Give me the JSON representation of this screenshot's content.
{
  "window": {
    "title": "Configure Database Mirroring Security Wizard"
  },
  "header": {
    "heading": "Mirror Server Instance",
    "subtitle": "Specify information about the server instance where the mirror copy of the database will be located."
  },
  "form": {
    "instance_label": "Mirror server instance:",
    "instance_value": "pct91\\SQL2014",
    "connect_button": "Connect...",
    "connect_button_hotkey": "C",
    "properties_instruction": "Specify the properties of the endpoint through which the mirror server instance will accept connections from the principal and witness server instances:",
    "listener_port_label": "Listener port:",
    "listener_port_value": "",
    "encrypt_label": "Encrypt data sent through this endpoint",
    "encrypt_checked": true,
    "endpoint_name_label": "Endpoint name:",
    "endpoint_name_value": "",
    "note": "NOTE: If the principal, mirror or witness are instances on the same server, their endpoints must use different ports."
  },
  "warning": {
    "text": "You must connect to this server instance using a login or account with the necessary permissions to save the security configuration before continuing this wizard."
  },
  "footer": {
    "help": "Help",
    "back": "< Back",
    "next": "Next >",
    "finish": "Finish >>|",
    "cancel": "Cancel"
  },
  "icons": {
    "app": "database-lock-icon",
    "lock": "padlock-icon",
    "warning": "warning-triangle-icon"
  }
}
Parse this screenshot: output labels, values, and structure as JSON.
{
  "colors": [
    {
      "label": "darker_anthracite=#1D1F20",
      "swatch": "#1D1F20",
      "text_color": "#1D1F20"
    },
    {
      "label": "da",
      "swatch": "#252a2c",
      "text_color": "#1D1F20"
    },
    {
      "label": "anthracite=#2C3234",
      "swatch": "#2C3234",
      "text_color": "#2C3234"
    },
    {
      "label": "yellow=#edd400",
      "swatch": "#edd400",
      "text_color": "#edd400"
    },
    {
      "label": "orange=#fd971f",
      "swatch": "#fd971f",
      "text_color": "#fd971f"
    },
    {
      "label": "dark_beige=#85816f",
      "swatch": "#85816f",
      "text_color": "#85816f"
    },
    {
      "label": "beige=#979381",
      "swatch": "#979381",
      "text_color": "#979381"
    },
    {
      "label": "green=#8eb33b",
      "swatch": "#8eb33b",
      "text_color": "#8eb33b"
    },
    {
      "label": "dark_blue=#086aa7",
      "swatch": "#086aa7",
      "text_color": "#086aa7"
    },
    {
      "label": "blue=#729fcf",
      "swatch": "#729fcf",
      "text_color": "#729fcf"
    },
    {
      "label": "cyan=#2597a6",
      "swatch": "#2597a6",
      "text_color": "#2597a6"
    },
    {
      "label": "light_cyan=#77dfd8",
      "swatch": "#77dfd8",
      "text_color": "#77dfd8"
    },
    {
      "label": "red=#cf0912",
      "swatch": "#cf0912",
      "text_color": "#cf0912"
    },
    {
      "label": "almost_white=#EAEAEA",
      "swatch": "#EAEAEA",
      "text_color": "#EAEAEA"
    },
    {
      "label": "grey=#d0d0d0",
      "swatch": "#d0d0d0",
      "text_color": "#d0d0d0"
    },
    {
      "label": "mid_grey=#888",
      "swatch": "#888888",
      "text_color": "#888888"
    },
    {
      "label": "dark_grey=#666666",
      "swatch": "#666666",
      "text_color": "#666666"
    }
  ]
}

Objective | Extract the complete data, matching each line exactly.

Correct response |
Give me the JSON representation of this screenshot's content.
{
  "window": {
    "title": "Configure Database Mirroring Security Wizard"
  },
  "header": {
    "heading": "Mirror Server Instance",
    "subtitle": "Specify information about the server instance where the mirror copy of the database will be located."
  },
  "form": {
    "instance_label": "Mirror server instance:",
    "instance_value": "pct91\\SQL2014",
    "connect_button": "Connect...",
    "connect_button_hotkey": "C",
    "properties_instruction": "Specify the properties of the endpoint through which the mirror server instance will accept connections from the principal and witness server instances:",
    "listener_port_label": "Listener port:",
    "listener_port_value": "",
    "encrypt_label": "Encrypt data sent through this endpoint",
    "encrypt_checked": true,
    "endpoint_name_label": "Endpoint name:",
    "endpoint_name_value": "",
    "note": "NOTE: If the principal, mirror or witness are instances on the same server, their endpoints must use different ports."
  },
  "warning": {
    "text": "You must connect to this server instance using a login or account with the necessary permissions to save the security configuration before continuing this wizard."
  },
  "footer": {
    "help": "Help",
    "back": "< Back",
    "next": "Next >",
    "finish": "Finish >>|",
    "cancel": "Cancel"
  },
  "icons": {
    "app": "database-lock-icon",
    "lock": "padlock-icon",
    "warning": "warning-triangle-icon"
  }
}
Parse this screenshot: output labels, values, and structure as JSON.
{
  "colors": [
    {
      "label": "darker_anthracite=#1D1F20",
      "swatch": "#1D1F20",
      "text_color": "#1D1F20"
    },
    {
      "label": "da",
      "swatch": "#252a2c",
      "text_color": "#1D1F20"
    },
    {
      "label": "anthracite=#2C3234",
      "swatch": "#2C3234",
      "text_color": "#2C3234"
    },
    {
      "label": "yellow=#edd400",
      "swatch": "#edd400",
      "text_color": "#edd400"
    },
    {
      "label": "orange=#fd971f",
      "swatch": "#fd971f",
      "text_color": "#fd971f"
    },
    {
      "label": "dark_beige=#85816f",
      "swatch": "#85816f",
      "text_color": "#85816f"
    },
    {
      "label": "beige=#979381",
      "swatch": "#979381",
      "text_color": "#979381"
    },
    {
      "label": "green=#8eb33b",
      "swatch": "#8eb33b",
      "text_color": "#8eb33b"
    },
    {
      "label": "dark_blue=#086aa7",
      "swatch": "#086aa7",
      "text_color": "#086aa7"
    },
    {
      "label": "blue=#729fcf",
      "swatch": "#729fcf",
      "text_color": "#729fcf"
    },
    {
      "label": "cyan=#2597a6",
      "swatch": "#2597a6",
      "text_color": "#2597a6"
    },
    {
      "label": "light_cyan=#77dfd8",
      "swatch": "#77dfd8",
      "text_color": "#77dfd8"
    },
    {
      "label": "red=#cf0912",
      "swatch": "#cf0912",
      "text_color": "#cf0912"
    },
    {
      "label": "almost_white=#EAEAEA",
      "swatch": "#EAEAEA",
      "text_color": "#EAEAEA"
    },
    {
      "label": "grey=#d0d0d0",
      "swatch": "#d0d0d0",
      "text_color": "#d0d0d0"
    },
    {
      "label": "mid_grey=#888",
      "swatch": "#888888",
      "text_color": "#888888"
    },
    {
      "label": "dark_grey=#666666",
      "swatch": "#666666",
      "text_color": "#666666"
    }
  ]
}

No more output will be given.